[TUGAS A]
Tuliskan kembali tanpa perubahan bagian kisah keluarga Arifin dan Atikah di bawah, mulai dari "Keluarga miskin ini" dan berakhir pada "menderita penyakit ginjal.".
[TUGAS B]
Lanjutkan kisah keluarga Arifin dan Atikah di bawah, dimulai setelah kalimat terakhirnya.

Bagaimana tidak, cerita ini telah mengusik kemanusiaan yang dinistakan. Juga semangat perjuangan orang tua yang tidak berhasil menyelamatkan nyawa anaknya.
Kisah ini diperankan oleh wajah polos Arifin dan Atikah. Pasangan suami istri yang punya anak bernama Desri Ratna Sahara, Warga Dusun Cintapada RT 03/03 Desa Pasirmukti Kecamatan Cineam Kab.Tasikmalaya.
“Innalilahi wainnailaihi rojiun….Hmm,,,abong abong ka jalma miskin,ieu kajadian asli lain rekayasa jiga sinetron. (Innalilahi wainnailaihi rojiun….Hmm… Mentang-mentang pada orang miskin. Ini kejadian asli, bukan rekayasa seperti sinetron),” tulis akun itu memulai ceritanya.
Keluarga miskin ini warga Cineam Kabupaten Tasikmalaya. Arifin dan Atikah ceritanya mau membawa anaknya berobat ke Rumah Sakit dr Soekardjo. Desri, anak pasangan ini menderita penyakit ginjal.

[DATA YANG DIBERIKAN]

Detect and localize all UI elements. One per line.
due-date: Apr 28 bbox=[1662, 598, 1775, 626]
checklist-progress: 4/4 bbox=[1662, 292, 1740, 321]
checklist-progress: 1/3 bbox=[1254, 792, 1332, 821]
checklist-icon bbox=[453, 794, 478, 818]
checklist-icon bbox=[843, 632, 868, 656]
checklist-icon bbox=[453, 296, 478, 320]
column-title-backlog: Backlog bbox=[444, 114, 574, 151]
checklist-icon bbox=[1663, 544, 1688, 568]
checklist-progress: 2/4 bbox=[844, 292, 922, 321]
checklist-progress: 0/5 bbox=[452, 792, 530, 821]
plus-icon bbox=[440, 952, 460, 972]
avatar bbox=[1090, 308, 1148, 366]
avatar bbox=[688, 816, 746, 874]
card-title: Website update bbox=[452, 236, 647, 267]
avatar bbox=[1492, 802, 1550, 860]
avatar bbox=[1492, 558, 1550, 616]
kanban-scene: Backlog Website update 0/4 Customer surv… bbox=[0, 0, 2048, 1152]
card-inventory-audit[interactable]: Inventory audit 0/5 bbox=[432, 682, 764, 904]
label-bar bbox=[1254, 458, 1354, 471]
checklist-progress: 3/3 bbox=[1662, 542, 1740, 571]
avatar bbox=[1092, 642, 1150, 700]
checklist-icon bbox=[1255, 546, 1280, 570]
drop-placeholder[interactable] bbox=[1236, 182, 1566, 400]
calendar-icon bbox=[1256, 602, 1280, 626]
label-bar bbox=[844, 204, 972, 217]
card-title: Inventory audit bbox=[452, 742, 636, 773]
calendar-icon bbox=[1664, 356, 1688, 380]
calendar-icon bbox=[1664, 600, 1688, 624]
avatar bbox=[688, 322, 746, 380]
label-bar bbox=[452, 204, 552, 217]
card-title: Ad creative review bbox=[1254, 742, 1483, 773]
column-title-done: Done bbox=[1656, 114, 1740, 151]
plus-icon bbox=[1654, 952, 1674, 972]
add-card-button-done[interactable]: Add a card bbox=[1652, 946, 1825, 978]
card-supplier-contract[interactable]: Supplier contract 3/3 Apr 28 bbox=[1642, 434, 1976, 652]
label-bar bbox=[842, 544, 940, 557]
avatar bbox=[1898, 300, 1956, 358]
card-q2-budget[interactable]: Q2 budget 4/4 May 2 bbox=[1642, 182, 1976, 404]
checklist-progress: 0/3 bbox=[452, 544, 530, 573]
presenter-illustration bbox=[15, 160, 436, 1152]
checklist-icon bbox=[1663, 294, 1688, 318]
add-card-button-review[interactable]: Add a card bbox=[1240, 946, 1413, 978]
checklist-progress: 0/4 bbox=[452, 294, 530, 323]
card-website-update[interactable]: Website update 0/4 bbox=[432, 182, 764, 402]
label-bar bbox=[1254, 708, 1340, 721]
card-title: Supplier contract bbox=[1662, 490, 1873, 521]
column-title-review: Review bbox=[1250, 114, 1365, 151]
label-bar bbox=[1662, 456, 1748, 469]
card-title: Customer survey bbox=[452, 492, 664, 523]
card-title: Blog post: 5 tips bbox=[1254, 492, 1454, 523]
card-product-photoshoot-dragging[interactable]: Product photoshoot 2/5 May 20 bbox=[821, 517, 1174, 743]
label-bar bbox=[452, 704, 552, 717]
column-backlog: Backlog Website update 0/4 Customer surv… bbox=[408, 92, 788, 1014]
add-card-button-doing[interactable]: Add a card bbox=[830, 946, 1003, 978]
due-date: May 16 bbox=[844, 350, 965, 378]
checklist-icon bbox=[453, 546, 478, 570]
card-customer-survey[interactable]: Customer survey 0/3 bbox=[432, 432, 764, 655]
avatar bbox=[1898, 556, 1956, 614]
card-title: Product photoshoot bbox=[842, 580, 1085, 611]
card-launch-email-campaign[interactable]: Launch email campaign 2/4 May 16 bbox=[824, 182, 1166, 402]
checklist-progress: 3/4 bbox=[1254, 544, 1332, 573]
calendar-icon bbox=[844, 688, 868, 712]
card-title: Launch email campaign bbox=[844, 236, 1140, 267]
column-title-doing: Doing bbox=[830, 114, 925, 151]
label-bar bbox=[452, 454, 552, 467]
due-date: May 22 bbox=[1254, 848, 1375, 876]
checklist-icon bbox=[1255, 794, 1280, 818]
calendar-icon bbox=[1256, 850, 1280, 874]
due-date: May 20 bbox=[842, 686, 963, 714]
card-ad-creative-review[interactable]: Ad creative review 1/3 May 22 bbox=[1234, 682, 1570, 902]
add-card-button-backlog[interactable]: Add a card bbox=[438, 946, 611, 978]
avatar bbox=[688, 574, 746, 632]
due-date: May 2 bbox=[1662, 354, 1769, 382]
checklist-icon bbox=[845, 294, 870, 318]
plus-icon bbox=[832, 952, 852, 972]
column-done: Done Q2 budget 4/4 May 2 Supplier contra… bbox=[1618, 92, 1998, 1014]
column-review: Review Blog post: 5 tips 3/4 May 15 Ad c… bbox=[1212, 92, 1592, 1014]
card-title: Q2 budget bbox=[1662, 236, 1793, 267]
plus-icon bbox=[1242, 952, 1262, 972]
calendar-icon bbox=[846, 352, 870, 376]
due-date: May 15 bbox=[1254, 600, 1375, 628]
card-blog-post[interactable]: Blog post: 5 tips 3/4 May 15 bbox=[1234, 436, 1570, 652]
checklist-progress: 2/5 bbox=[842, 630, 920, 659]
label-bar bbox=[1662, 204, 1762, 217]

[JAWABAN A]
Keluarga miskin ini warga Cineam Kabupaten Tasikmalaya. Arifin dan Atikah ceritanya mau membawa anaknya berobat ke Rumah Sakit dr Soekardjo. Desri, anak pasangan ini menderita penyakit ginjal.

[JAWABAN B]
Demi sang anak, Arifin pinjam uang ke tetangga agar bisa berobat. Tentu keinginannya satu, bisa membawa anaknya yang sudah sakit parah itu berobat.
Jarak Cineam ke Rumah Sakit yang ada di Kota Tasikmalaya itu tidaklah dekat. Arifin dan keluarganya berinisitif meminjam mobil ambulance.
Sayangnya mobil untuk darurat itu tidak diberi. Terpaksa kepala desa (Kades) mengusahakan mobil bak terbuka milik salah seorang warganya. Akhirnya, Arifin sekeluarga berangkat memakai kendaraan bak itu.
“Tiba tiba di perjalanan,tepatnya hareupeun Dahana Kec Cibeureum Kota Tasikmalaya, pasien nu ngarana Aisyah maot,” tulisnya.
Tentu saja, Arifin dan istrinya, serta kakaknya almarhumah hanya bisa sesenggukan menangis. Bingung menyaksikan anaknya meninggal dalam bak terbuka di perjalanan menuju rumah sakit.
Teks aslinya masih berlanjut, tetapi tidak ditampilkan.